Records for the exercise →
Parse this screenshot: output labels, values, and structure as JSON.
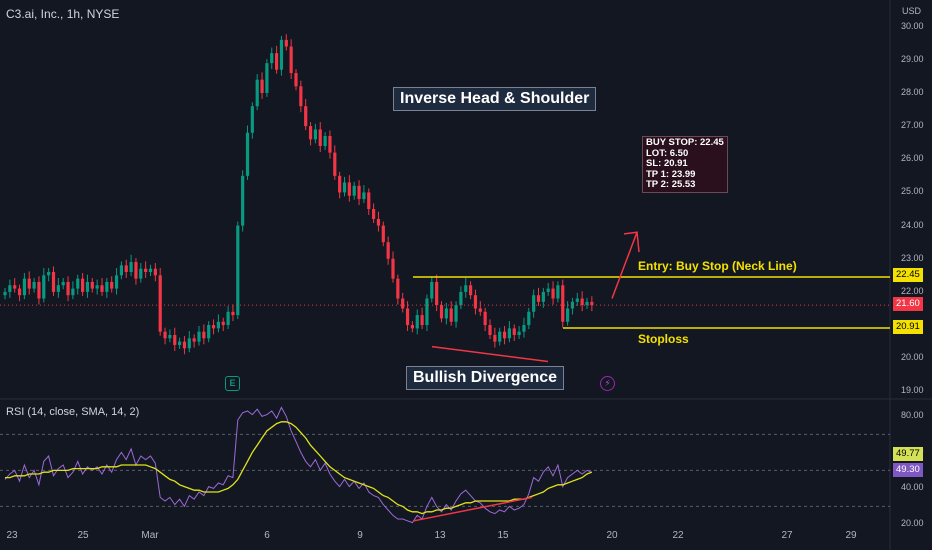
{
  "header": {
    "symbol_label": "C3.ai, Inc., 1h, NYSE",
    "currency": "USD"
  },
  "annotations": {
    "pattern": "Inverse Head & Shoulder",
    "divergence": "Bullish Divergence",
    "entry": "Entry: Buy Stop (Neck Line)",
    "stoploss": "Stoploss",
    "order_box": [
      "BUY STOP: 22.45",
      "LOT: 6.50",
      "SL: 20.91",
      "TP 1: 23.99",
      "TP 2: 25.53"
    ]
  },
  "badges": {
    "earnings": "E",
    "dividend": "⚡"
  },
  "colors": {
    "up": "#089981",
    "down": "#f23645",
    "annotation_yellow": "#f5e100",
    "rsi_line": "#9c6ad9",
    "rsi_sma": "#e0e31a"
  },
  "chart_data": [
    {
      "type": "candlestick",
      "title": "C3.ai, Inc., 1h, NYSE",
      "y_unit": "USD",
      "ylim": [
        18.8,
        30.2
      ],
      "y_ticks": [
        "30.00",
        "29.00",
        "28.00",
        "27.00",
        "26.00",
        "25.00",
        "24.00",
        "23.00",
        "22.00",
        "20.00",
        "19.00"
      ],
      "x_ticks": [
        "23",
        "25",
        "Mar",
        "6",
        "9",
        "13",
        "15",
        "20",
        "22",
        "27",
        "29"
      ],
      "price_tags": {
        "entry": "22.45",
        "current": "21.60",
        "stoploss": "20.91"
      },
      "levels": {
        "entry": 22.45,
        "stoploss": 20.91,
        "current": 21.6
      },
      "candles_close": [
        22.0,
        22.2,
        22.1,
        21.9,
        22.4,
        22.1,
        22.3,
        21.8,
        22.5,
        22.6,
        22.0,
        22.2,
        22.3,
        21.9,
        22.1,
        22.4,
        22.0,
        22.3,
        22.1,
        22.2,
        22.0,
        22.3,
        22.1,
        22.5,
        22.8,
        22.6,
        22.9,
        22.4,
        22.7,
        22.6,
        22.7,
        22.5,
        20.8,
        20.6,
        20.7,
        20.4,
        20.5,
        20.3,
        20.6,
        20.5,
        20.8,
        20.6,
        21.0,
        20.9,
        21.1,
        21.0,
        21.4,
        21.3,
        24.0,
        25.5,
        26.8,
        27.6,
        28.4,
        28.0,
        28.9,
        29.2,
        28.7,
        29.6,
        29.4,
        28.6,
        28.2,
        27.6,
        27.0,
        26.6,
        26.9,
        26.4,
        26.7,
        26.2,
        25.5,
        25.0,
        25.3,
        24.9,
        25.2,
        24.8,
        25.0,
        24.5,
        24.2,
        24.0,
        23.5,
        23.0,
        22.4,
        21.8,
        21.5,
        21.0,
        20.9,
        21.3,
        21.0,
        21.8,
        22.3,
        21.6,
        21.2,
        21.5,
        21.1,
        21.6,
        22.0,
        22.2,
        21.9,
        21.5,
        21.4,
        21.0,
        20.7,
        20.5,
        20.8,
        20.6,
        20.9,
        20.7,
        20.8,
        21.0,
        21.4,
        21.9,
        21.7,
        22.0,
        22.1,
        21.8,
        22.2,
        21.1,
        21.5,
        21.7,
        21.8,
        21.6,
        21.7,
        21.6
      ],
      "candles_open_first": 21.9
    },
    {
      "type": "line",
      "title": "RSI (14, close, SMA, 14, 2)",
      "ylim": [
        18,
        88
      ],
      "y_ticks": [
        "80.00",
        "60.00",
        "40.00",
        "20.00"
      ],
      "value_tags": {
        "rsi": "49.77",
        "sma": "49.30"
      },
      "bands": [
        70,
        50,
        30
      ],
      "series": [
        {
          "name": "RSI",
          "values": [
            45,
            48,
            50,
            44,
            53,
            46,
            50,
            42,
            55,
            58,
            47,
            51,
            53,
            46,
            49,
            55,
            48,
            52,
            50,
            52,
            48,
            53,
            49,
            56,
            60,
            56,
            62,
            53,
            58,
            56,
            58,
            54,
            35,
            33,
            35,
            31,
            34,
            30,
            36,
            34,
            38,
            36,
            41,
            40,
            43,
            42,
            47,
            46,
            78,
            82,
            83,
            81,
            84,
            80,
            81,
            83,
            79,
            85,
            80,
            72,
            66,
            60,
            55,
            52,
            56,
            50,
            54,
            48,
            44,
            41,
            45,
            41,
            44,
            40,
            43,
            38,
            36,
            35,
            31,
            28,
            25,
            23,
            23,
            22,
            21,
            25,
            23,
            30,
            35,
            30,
            27,
            31,
            28,
            33,
            37,
            39,
            36,
            33,
            32,
            29,
            27,
            26,
            28,
            27,
            30,
            28,
            29,
            31,
            37,
            46,
            44,
            49,
            52,
            47,
            53,
            41,
            46,
            48,
            50,
            48,
            50,
            49
          ]
        },
        {
          "name": "SMA",
          "values": [
            46,
            46,
            47,
            47,
            47,
            48,
            48,
            48,
            49,
            49,
            50,
            50,
            50,
            50,
            51,
            51,
            51,
            51,
            51,
            51,
            52,
            52,
            52,
            52,
            53,
            53,
            53,
            53,
            53,
            53,
            52,
            51,
            49,
            47,
            45,
            44,
            42,
            41,
            40,
            39,
            39,
            38,
            38,
            38,
            38,
            39,
            40,
            42,
            45,
            50,
            55,
            60,
            64,
            68,
            72,
            74,
            76,
            77,
            77,
            76,
            74,
            71,
            68,
            64,
            61,
            58,
            55,
            52,
            50,
            48,
            46,
            45,
            44,
            43,
            42,
            41,
            40,
            38,
            36,
            35,
            33,
            31,
            30,
            28,
            27,
            27,
            26,
            27,
            27,
            28,
            28,
            29,
            29,
            30,
            31,
            32,
            32,
            33,
            33,
            33,
            33,
            33,
            33,
            33,
            33,
            34,
            34,
            34,
            35,
            36,
            37,
            38,
            40,
            41,
            42,
            42,
            43,
            44,
            45,
            46,
            48,
            49
          ]
        }
      ]
    }
  ]
}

Set task →
Copy every record character for character. Skip the pictures.

Task answer →
Parse this screenshot: output labels, values, and structure as JSON.
{
  "header": {
    "symbol_label": "C3.ai, Inc., 1h, NYSE",
    "currency": "USD"
  },
  "annotations": {
    "pattern": "Inverse Head & Shoulder",
    "divergence": "Bullish Divergence",
    "entry": "Entry: Buy Stop (Neck Line)",
    "stoploss": "Stoploss",
    "order_box": [
      "BUY STOP: 22.45",
      "LOT: 6.50",
      "SL: 20.91",
      "TP 1: 23.99",
      "TP 2: 25.53"
    ]
  },
  "badges": {
    "earnings": "E",
    "dividend": "⚡"
  },
  "colors": {
    "up": "#089981",
    "down": "#f23645",
    "annotation_yellow": "#f5e100",
    "rsi_line": "#9c6ad9",
    "rsi_sma": "#e0e31a"
  },
  "chart_data": [
    {
      "type": "candlestick",
      "title": "C3.ai, Inc., 1h, NYSE",
      "y_unit": "USD",
      "ylim": [
        18.8,
        30.2
      ],
      "y_ticks": [
        "30.00",
        "29.00",
        "28.00",
        "27.00",
        "26.00",
        "25.00",
        "24.00",
        "23.00",
        "22.00",
        "20.00",
        "19.00"
      ],
      "x_ticks": [
        "23",
        "25",
        "Mar",
        "6",
        "9",
        "13",
        "15",
        "20",
        "22",
        "27",
        "29"
      ],
      "price_tags": {
        "entry": "22.45",
        "current": "21.60",
        "stoploss": "20.91"
      },
      "levels": {
        "entry": 22.45,
        "stoploss": 20.91,
        "current": 21.6
      },
      "candles_close": [
        22.0,
        22.2,
        22.1,
        21.9,
        22.4,
        22.1,
        22.3,
        21.8,
        22.5,
        22.6,
        22.0,
        22.2,
        22.3,
        21.9,
        22.1,
        22.4,
        22.0,
        22.3,
        22.1,
        22.2,
        22.0,
        22.3,
        22.1,
        22.5,
        22.8,
        22.6,
        22.9,
        22.4,
        22.7,
        22.6,
        22.7,
        22.5,
        20.8,
        20.6,
        20.7,
        20.4,
        20.5,
        20.3,
        20.6,
        20.5,
        20.8,
        20.6,
        21.0,
        20.9,
        21.1,
        21.0,
        21.4,
        21.3,
        24.0,
        25.5,
        26.8,
        27.6,
        28.4,
        28.0,
        28.9,
        29.2,
        28.7,
        29.6,
        29.4,
        28.6,
        28.2,
        27.6,
        27.0,
        26.6,
        26.9,
        26.4,
        26.7,
        26.2,
        25.5,
        25.0,
        25.3,
        24.9,
        25.2,
        24.8,
        25.0,
        24.5,
        24.2,
        24.0,
        23.5,
        23.0,
        22.4,
        21.8,
        21.5,
        21.0,
        20.9,
        21.3,
        21.0,
        21.8,
        22.3,
        21.6,
        21.2,
        21.5,
        21.1,
        21.6,
        22.0,
        22.2,
        21.9,
        21.5,
        21.4,
        21.0,
        20.7,
        20.5,
        20.8,
        20.6,
        20.9,
        20.7,
        20.8,
        21.0,
        21.4,
        21.9,
        21.7,
        22.0,
        22.1,
        21.8,
        22.2,
        21.1,
        21.5,
        21.7,
        21.8,
        21.6,
        21.7,
        21.6
      ],
      "candles_open_first": 21.9
    },
    {
      "type": "line",
      "title": "RSI (14, close, SMA, 14, 2)",
      "ylim": [
        18,
        88
      ],
      "y_ticks": [
        "80.00",
        "60.00",
        "40.00",
        "20.00"
      ],
      "value_tags": {
        "rsi": "49.77",
        "sma": "49.30"
      },
      "bands": [
        70,
        50,
        30
      ],
      "series": [
        {
          "name": "RSI",
          "values": [
            45,
            48,
            50,
            44,
            53,
            46,
            50,
            42,
            55,
            58,
            47,
            51,
            53,
            46,
            49,
            55,
            48,
            52,
            50,
            52,
            48,
            53,
            49,
            56,
            60,
            56,
            62,
            53,
            58,
            56,
            58,
            54,
            35,
            33,
            35,
            31,
            34,
            30,
            36,
            34,
            38,
            36,
            41,
            40,
            43,
            42,
            47,
            46,
            78,
            82,
            83,
            81,
            84,
            80,
            81,
            83,
            79,
            85,
            80,
            72,
            66,
            60,
            55,
            52,
            56,
            50,
            54,
            48,
            44,
            41,
            45,
            41,
            44,
            40,
            43,
            38,
            36,
            35,
            31,
            28,
            25,
            23,
            23,
            22,
            21,
            25,
            23,
            30,
            35,
            30,
            27,
            31,
            28,
            33,
            37,
            39,
            36,
            33,
            32,
            29,
            27,
            26,
            28,
            27,
            30,
            28,
            29,
            31,
            37,
            46,
            44,
            49,
            52,
            47,
            53,
            41,
            46,
            48,
            50,
            48,
            50,
            49
          ]
        },
        {
          "name": "SMA",
          "values": [
            46,
            46,
            47,
            47,
            47,
            48,
            48,
            48,
            49,
            49,
            50,
            50,
            50,
            50,
            51,
            51,
            51,
            51,
            51,
            51,
            52,
            52,
            52,
            52,
            53,
            53,
            53,
            53,
            53,
            53,
            52,
            51,
            49,
            47,
            45,
            44,
            42,
            41,
            40,
            39,
            39,
            38,
            38,
            38,
            38,
            39,
            40,
            42,
            45,
            50,
            55,
            60,
            64,
            68,
            72,
            74,
            76,
            77,
            77,
            76,
            74,
            71,
            68,
            64,
            61,
            58,
            55,
            52,
            50,
            48,
            46,
            45,
            44,
            43,
            42,
            41,
            40,
            38,
            36,
            35,
            33,
            31,
            30,
            28,
            27,
            27,
            26,
            27,
            27,
            28,
            28,
            29,
            29,
            30,
            31,
            32,
            32,
            33,
            33,
            33,
            33,
            33,
            33,
            33,
            33,
            34,
            34,
            34,
            35,
            36,
            37,
            38,
            40,
            41,
            42,
            42,
            43,
            44,
            45,
            46,
            48,
            49
          ]
        }
      ]
    }
  ]
}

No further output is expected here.